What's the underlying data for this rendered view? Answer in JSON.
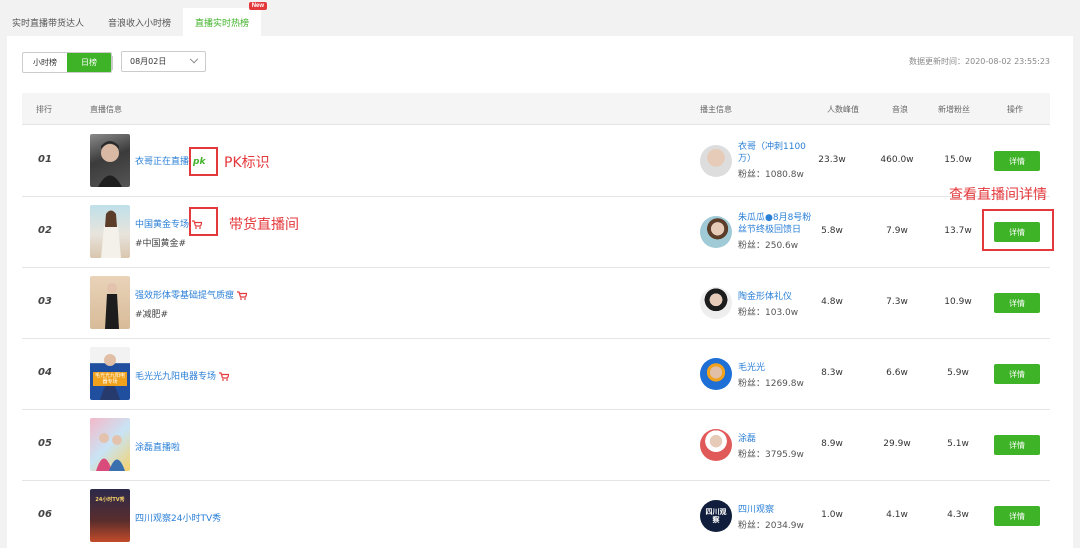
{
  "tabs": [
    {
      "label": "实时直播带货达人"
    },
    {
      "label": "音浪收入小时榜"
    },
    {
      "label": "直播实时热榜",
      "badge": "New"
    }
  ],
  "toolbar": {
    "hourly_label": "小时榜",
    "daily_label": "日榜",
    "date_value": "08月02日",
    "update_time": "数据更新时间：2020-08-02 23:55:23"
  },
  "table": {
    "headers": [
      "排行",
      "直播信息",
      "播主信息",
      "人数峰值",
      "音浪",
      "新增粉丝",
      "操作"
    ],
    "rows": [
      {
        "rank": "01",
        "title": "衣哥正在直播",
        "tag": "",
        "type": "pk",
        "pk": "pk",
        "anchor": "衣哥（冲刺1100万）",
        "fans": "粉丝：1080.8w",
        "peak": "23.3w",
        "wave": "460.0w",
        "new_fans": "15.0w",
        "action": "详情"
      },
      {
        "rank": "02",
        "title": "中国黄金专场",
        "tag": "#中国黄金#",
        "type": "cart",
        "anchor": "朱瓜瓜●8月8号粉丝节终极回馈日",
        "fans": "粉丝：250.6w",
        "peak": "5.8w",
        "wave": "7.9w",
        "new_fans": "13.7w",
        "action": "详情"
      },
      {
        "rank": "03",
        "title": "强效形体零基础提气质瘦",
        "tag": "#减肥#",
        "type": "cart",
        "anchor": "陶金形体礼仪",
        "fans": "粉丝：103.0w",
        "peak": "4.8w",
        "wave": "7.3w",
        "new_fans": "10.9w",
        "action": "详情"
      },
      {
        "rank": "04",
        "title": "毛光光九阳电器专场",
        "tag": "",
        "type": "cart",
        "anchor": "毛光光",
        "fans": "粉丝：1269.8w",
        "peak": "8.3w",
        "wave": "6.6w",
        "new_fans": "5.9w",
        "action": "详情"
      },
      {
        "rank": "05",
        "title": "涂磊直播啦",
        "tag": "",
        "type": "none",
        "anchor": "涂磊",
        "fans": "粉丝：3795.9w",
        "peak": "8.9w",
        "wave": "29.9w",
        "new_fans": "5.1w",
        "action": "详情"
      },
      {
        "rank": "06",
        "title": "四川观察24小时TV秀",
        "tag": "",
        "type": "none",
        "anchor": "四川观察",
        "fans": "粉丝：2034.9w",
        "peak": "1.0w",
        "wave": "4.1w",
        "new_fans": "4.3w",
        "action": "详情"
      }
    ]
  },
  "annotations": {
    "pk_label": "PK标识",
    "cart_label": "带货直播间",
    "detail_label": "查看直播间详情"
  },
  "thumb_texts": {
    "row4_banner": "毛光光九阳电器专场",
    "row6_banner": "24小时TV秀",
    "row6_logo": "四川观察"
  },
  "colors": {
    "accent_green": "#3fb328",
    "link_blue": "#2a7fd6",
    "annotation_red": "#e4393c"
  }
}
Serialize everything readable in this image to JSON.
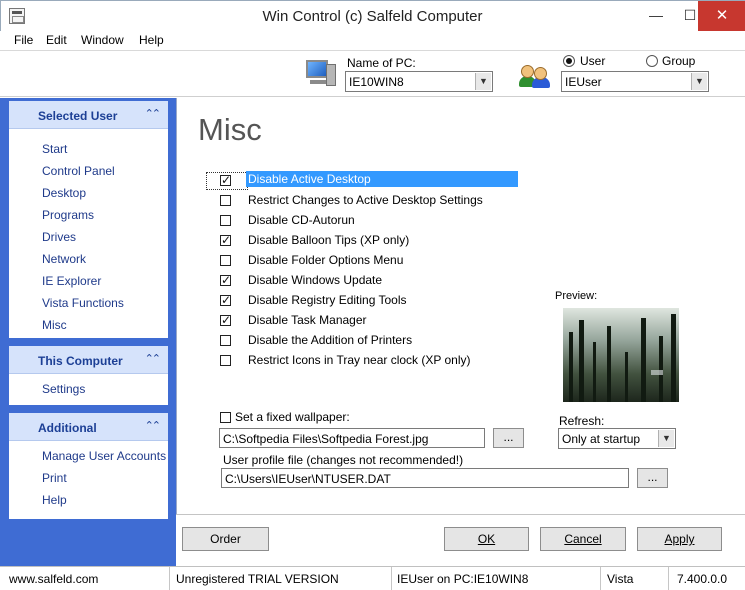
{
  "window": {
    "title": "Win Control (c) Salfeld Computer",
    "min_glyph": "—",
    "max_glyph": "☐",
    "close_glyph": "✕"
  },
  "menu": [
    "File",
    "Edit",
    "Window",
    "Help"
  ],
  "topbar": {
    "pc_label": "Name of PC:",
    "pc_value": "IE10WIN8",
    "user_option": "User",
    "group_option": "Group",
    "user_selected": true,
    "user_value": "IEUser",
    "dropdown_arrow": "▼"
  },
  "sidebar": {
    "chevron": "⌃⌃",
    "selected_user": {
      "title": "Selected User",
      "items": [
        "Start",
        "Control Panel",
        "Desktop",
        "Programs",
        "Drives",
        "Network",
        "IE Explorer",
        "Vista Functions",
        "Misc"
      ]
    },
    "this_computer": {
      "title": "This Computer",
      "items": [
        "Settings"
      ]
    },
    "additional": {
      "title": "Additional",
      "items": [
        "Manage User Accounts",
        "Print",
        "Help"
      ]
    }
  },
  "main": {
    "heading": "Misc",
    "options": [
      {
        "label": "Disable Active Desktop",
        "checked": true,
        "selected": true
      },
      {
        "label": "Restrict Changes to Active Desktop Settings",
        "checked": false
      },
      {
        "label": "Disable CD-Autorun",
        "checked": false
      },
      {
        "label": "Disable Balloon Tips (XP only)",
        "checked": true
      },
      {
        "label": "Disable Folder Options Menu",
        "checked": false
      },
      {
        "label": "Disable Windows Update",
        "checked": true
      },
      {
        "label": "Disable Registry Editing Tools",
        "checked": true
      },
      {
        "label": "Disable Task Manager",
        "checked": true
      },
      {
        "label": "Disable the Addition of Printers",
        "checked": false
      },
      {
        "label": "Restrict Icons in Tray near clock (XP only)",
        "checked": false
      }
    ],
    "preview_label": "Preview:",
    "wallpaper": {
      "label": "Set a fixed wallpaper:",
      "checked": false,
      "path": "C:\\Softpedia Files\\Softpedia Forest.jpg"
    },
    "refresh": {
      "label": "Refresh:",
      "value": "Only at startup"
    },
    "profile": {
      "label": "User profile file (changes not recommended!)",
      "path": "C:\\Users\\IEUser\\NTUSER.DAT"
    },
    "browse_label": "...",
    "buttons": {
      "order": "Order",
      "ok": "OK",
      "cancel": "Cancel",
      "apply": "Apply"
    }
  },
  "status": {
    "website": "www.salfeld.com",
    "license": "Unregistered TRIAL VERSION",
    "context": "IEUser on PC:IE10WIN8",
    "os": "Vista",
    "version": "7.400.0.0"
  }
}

=-=-=-=-=

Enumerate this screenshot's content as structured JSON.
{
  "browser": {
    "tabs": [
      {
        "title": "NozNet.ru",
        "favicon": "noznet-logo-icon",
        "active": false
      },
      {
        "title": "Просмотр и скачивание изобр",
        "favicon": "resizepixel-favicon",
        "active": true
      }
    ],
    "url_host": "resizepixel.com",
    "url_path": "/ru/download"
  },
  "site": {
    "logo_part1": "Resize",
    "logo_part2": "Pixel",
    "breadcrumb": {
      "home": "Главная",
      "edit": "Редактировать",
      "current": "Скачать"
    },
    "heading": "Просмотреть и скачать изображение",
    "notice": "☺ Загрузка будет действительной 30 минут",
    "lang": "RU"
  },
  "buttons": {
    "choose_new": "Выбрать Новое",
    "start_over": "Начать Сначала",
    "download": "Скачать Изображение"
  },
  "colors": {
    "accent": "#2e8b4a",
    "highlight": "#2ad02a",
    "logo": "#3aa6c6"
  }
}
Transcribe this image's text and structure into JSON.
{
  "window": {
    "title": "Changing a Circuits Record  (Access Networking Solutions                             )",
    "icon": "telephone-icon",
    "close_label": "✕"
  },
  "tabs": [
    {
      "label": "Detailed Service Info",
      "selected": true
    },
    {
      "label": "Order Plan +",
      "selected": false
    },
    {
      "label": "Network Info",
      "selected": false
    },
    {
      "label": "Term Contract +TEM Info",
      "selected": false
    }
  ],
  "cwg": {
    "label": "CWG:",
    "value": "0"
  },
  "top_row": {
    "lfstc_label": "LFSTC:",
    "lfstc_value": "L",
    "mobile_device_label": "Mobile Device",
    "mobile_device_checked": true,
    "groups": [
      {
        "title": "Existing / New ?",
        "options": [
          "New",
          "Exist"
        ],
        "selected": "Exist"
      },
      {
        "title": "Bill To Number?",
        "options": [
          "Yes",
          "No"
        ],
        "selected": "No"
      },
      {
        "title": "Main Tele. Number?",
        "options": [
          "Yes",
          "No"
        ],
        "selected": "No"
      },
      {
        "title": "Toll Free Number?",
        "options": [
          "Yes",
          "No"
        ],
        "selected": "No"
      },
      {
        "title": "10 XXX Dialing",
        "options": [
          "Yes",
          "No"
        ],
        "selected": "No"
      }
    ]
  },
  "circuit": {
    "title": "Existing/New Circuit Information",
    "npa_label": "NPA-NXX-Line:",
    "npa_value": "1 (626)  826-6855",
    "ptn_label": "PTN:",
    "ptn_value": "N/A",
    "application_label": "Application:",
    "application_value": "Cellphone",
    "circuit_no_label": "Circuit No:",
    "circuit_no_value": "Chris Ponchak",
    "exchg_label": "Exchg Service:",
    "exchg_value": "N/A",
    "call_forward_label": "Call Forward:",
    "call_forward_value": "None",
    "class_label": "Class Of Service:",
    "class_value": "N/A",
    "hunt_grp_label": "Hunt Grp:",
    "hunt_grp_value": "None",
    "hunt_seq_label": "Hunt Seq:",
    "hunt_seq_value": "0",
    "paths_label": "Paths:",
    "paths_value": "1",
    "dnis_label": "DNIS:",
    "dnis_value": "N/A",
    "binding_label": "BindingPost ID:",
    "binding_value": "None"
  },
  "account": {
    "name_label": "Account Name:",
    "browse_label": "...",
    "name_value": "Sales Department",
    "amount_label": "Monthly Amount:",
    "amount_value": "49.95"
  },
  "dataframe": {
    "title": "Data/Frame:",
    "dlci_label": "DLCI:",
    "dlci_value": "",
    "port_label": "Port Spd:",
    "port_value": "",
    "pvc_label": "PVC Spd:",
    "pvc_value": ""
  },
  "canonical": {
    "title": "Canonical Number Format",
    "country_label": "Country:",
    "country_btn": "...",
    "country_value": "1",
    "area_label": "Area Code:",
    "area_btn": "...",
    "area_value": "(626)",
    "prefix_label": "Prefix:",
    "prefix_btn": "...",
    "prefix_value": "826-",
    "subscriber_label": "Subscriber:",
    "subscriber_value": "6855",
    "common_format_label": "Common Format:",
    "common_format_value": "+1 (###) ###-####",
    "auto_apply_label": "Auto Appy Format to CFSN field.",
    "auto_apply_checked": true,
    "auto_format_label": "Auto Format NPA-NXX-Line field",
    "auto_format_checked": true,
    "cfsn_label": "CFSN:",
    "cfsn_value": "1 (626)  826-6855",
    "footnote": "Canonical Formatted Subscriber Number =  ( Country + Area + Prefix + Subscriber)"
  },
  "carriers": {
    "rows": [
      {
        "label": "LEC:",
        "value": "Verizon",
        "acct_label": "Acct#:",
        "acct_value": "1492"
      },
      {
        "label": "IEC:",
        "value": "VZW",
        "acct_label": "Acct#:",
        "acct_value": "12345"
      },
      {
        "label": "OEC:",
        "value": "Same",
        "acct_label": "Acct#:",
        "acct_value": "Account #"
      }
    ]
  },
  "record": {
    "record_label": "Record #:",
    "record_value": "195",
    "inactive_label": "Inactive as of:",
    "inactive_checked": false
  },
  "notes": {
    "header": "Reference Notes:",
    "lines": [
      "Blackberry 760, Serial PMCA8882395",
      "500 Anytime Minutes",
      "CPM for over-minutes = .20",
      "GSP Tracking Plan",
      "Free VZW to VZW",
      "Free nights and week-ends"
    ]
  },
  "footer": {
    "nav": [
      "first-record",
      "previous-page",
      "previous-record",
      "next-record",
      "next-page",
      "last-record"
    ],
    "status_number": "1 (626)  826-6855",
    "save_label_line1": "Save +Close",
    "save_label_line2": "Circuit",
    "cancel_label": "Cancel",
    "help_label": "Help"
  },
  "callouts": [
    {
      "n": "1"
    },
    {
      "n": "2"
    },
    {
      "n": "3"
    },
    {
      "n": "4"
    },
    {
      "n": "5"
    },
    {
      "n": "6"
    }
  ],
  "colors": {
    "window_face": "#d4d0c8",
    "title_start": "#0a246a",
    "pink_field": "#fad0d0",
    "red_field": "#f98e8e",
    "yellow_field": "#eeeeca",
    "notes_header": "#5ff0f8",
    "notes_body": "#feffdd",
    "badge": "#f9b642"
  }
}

=-=-=-=-=

### Your objective
In the records, locate each line holding the string "download" and copy it.

### Final result
    "url_path": "/ru/download"
    "download": "Скачать Изображение"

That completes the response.